▶ **The exercise**
Sift the material for lines containing "color", and return them.

▶ **Record set**
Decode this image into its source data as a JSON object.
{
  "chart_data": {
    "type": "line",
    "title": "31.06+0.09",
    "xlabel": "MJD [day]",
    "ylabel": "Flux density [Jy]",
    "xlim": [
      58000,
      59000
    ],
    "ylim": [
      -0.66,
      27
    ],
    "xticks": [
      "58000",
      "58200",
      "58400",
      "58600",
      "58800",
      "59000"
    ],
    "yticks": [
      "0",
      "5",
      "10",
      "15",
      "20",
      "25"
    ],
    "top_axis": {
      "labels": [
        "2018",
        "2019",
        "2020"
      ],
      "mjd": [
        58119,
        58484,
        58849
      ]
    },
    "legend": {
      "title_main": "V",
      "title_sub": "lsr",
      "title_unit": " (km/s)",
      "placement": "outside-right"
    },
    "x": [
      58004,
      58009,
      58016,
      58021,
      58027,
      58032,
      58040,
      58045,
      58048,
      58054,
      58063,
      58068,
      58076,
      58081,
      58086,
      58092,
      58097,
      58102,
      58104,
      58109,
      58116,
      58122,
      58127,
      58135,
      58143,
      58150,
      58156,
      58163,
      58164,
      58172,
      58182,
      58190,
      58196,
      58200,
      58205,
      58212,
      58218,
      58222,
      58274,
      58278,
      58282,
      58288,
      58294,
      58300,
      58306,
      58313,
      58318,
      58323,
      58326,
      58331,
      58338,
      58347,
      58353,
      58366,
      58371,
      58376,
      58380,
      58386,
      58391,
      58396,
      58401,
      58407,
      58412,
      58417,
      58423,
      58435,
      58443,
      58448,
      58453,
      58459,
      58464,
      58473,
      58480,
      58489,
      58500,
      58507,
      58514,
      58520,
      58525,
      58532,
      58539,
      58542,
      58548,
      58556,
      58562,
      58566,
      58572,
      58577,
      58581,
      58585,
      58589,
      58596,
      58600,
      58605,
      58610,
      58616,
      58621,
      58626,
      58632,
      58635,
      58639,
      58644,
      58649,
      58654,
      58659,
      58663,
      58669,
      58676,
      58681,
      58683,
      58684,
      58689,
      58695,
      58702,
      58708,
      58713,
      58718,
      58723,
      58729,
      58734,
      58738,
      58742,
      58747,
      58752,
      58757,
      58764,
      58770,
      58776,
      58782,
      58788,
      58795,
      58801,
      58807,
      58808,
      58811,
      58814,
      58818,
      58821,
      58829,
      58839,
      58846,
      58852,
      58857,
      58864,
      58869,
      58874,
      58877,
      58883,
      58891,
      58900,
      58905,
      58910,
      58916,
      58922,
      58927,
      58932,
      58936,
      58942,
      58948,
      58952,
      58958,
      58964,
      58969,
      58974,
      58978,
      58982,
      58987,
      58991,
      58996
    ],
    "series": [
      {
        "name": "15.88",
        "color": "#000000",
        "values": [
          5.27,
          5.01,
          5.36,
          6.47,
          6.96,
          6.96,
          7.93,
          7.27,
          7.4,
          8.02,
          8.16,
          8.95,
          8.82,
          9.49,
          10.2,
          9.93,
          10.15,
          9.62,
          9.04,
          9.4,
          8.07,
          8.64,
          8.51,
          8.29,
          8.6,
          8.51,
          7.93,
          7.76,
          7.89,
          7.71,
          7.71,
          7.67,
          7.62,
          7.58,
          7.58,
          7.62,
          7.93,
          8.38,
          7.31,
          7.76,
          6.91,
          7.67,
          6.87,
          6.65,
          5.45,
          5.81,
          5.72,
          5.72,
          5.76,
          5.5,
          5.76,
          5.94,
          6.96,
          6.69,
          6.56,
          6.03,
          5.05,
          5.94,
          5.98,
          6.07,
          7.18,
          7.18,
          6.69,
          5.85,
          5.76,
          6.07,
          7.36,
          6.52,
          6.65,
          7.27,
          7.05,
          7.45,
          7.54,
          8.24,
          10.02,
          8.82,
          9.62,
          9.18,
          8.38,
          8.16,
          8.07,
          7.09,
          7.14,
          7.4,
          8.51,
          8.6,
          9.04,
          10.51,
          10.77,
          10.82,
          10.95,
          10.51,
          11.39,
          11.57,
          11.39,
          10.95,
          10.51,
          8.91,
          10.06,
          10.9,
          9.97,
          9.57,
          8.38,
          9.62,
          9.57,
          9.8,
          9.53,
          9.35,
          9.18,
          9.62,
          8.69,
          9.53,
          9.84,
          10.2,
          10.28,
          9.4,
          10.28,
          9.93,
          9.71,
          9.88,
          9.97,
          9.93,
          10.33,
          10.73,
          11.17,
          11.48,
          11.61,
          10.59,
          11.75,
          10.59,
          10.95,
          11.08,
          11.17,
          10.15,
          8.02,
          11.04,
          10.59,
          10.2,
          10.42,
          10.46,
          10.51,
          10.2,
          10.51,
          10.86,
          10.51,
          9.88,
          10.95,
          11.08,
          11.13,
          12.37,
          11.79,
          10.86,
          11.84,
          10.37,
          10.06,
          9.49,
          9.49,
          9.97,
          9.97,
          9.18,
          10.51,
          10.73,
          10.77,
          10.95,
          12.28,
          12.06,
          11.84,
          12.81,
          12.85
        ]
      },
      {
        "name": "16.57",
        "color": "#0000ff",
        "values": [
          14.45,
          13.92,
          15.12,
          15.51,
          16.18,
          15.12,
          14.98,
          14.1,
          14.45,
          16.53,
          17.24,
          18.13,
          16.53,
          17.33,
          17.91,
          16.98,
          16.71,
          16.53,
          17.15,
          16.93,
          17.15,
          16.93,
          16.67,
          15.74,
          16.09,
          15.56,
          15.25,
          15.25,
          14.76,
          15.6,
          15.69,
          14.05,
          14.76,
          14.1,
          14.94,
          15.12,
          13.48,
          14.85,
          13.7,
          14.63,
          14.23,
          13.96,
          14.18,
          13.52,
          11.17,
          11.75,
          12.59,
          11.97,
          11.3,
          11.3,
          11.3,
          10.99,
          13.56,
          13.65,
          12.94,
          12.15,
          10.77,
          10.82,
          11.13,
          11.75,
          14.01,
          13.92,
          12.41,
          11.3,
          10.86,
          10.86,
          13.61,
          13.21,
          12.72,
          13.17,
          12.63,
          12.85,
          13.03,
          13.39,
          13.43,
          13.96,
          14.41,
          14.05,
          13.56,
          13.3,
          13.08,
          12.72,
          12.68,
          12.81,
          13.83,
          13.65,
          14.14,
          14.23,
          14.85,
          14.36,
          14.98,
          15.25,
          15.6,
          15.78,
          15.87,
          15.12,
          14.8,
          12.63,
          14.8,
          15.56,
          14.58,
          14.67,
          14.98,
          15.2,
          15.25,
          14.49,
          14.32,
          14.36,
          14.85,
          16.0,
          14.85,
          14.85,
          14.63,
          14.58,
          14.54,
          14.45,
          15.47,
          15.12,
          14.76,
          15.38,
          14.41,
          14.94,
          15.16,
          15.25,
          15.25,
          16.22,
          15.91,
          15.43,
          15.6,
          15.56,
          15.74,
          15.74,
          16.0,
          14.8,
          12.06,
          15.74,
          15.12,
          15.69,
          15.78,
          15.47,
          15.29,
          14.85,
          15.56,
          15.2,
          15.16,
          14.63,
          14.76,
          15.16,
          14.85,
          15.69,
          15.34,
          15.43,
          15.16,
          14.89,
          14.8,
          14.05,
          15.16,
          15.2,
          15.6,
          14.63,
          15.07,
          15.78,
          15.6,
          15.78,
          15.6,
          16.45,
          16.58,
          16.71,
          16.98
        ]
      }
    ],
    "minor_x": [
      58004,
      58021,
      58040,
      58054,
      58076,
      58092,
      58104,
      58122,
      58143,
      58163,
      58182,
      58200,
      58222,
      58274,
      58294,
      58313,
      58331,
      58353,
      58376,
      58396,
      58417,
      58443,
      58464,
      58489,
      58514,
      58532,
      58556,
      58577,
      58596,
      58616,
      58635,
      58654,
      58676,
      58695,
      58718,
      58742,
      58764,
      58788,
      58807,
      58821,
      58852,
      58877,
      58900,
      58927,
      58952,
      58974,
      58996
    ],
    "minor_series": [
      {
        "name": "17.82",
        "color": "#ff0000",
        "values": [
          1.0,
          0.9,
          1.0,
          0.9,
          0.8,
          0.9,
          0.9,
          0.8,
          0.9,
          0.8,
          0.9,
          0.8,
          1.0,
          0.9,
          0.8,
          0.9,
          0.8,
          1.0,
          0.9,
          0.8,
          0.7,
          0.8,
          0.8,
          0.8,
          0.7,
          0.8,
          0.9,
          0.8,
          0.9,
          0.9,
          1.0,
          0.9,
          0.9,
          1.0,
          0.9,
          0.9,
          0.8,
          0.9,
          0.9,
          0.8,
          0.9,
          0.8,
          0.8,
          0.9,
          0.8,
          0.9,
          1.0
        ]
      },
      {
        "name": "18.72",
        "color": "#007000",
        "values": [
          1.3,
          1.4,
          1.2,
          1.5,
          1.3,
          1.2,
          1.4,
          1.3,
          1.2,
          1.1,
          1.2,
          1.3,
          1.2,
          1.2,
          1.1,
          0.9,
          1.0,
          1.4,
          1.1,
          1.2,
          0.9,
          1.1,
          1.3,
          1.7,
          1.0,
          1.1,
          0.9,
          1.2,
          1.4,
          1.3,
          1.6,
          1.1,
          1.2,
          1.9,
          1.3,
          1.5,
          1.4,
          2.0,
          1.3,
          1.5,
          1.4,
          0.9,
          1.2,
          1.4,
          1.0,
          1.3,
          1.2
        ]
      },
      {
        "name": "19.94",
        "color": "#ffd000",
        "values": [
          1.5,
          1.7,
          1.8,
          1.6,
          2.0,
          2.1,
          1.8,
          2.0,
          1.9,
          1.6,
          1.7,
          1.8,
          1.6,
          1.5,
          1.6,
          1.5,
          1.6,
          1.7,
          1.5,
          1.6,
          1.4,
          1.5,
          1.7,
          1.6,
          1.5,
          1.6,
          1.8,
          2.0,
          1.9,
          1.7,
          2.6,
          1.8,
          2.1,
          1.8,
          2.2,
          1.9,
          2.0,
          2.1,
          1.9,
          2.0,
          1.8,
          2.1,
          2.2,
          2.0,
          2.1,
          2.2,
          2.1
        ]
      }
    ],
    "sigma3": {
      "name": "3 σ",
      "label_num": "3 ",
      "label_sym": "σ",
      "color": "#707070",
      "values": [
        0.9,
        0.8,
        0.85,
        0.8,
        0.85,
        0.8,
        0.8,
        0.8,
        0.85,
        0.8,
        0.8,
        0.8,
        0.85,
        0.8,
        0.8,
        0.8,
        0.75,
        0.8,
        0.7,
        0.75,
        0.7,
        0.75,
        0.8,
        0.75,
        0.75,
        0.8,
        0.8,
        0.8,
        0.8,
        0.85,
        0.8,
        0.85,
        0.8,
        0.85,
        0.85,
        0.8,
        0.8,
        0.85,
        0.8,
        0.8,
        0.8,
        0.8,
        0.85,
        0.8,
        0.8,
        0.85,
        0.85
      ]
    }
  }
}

▶ **Answer to the exercise**
        "color": "#000000",
        "color": "#0000ff",
        "color": "#ff0000",
        "color": "#007000",
        "color": "#ffd000",
      "color": "#707070",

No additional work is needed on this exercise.